What number of lines contain the word "November"? Reply with the number and nothing else.

Entries with figure data
— Begin —
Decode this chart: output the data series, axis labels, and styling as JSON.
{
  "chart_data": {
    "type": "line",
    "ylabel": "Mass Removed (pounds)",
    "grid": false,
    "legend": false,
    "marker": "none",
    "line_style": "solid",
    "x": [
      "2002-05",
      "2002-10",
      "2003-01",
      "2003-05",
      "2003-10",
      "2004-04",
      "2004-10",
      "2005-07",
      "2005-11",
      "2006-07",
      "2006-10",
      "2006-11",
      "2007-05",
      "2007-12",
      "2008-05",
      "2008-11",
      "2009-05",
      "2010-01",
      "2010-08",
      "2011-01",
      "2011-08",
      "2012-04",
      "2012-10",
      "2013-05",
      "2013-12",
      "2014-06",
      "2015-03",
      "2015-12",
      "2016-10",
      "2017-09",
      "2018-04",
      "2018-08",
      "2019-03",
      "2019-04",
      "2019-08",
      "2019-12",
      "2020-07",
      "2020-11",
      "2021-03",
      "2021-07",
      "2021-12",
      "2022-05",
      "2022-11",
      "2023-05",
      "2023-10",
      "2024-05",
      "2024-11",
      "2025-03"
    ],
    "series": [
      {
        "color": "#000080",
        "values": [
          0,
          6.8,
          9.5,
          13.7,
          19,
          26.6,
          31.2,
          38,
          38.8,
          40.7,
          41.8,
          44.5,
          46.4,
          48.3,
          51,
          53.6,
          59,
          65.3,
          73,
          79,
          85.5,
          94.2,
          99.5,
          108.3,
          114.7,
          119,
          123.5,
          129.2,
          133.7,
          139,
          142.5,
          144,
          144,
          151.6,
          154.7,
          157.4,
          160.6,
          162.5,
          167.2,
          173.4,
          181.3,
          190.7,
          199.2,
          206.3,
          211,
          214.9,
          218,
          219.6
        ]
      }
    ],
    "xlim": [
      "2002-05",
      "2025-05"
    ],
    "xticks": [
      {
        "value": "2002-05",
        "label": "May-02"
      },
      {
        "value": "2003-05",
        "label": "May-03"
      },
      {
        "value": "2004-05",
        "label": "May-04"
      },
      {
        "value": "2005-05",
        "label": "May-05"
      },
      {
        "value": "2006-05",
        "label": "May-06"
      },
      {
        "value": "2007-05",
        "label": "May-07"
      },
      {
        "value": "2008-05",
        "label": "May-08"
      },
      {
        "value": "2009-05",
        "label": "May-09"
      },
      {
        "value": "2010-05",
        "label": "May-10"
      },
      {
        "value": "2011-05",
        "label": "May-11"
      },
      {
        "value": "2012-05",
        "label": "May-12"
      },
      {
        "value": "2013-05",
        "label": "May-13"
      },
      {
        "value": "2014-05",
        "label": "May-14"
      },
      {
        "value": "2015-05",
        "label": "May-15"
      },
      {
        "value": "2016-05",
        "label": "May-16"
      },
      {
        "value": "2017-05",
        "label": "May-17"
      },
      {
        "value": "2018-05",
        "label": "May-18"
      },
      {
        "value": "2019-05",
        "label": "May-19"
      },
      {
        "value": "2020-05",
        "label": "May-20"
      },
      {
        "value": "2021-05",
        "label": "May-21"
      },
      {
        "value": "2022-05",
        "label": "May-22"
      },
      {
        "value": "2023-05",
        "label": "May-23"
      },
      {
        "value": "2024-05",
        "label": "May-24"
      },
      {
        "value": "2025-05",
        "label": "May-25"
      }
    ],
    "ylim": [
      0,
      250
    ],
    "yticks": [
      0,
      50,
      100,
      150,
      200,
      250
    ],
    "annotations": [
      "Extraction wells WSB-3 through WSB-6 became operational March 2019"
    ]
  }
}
— End —
— Begin —
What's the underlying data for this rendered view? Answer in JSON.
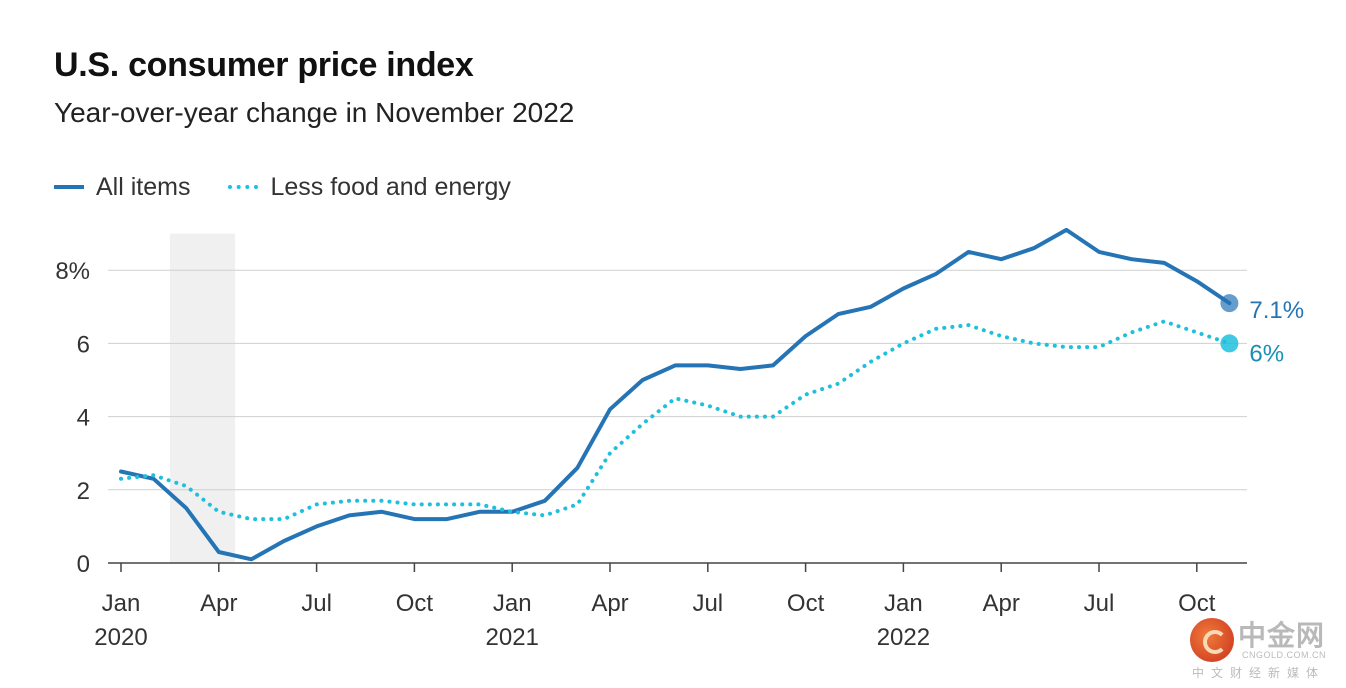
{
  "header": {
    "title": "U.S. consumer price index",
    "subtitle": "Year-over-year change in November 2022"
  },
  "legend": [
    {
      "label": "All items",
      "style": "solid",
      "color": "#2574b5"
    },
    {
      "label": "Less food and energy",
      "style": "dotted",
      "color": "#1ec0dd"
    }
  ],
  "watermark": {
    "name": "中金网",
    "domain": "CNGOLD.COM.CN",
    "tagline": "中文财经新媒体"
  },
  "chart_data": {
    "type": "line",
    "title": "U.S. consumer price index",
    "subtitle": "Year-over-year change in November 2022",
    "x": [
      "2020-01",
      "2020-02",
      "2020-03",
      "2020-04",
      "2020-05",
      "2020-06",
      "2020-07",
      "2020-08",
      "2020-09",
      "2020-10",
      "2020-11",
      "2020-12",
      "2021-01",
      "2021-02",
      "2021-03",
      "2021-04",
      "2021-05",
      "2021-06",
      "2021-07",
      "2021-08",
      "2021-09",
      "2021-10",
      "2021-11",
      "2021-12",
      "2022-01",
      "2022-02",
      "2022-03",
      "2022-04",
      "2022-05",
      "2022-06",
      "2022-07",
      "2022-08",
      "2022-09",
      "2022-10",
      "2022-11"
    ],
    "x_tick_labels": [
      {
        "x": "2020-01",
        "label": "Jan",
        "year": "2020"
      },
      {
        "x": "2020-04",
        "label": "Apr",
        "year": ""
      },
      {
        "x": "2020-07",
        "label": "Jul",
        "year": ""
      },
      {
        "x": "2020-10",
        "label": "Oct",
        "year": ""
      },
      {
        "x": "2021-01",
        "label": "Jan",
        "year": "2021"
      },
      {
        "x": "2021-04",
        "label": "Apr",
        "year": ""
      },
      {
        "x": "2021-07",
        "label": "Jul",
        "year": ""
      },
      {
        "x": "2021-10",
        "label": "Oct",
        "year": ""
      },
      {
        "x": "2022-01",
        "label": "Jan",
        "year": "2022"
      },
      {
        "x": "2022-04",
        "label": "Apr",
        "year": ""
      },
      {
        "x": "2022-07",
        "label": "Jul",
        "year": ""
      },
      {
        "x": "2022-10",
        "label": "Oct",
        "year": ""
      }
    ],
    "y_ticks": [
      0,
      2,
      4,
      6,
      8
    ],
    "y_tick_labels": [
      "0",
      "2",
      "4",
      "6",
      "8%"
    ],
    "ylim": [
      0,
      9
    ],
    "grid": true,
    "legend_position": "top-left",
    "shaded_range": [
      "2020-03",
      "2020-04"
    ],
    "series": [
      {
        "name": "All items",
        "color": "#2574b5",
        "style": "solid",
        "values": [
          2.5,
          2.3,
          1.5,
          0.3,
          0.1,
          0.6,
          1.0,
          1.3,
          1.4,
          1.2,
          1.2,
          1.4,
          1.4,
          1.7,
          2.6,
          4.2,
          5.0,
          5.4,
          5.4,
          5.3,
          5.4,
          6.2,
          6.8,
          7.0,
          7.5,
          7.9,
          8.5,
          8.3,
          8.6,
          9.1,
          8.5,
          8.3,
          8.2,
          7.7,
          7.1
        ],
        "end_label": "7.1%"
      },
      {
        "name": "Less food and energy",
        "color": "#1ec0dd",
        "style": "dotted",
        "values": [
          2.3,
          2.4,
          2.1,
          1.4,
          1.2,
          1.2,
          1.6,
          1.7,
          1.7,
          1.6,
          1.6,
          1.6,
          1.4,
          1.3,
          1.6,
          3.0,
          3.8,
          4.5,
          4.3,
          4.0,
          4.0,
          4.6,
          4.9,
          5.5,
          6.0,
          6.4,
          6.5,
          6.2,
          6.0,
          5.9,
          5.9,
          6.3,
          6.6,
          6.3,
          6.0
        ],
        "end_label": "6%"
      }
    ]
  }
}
— End —
## Solution for this exercise
2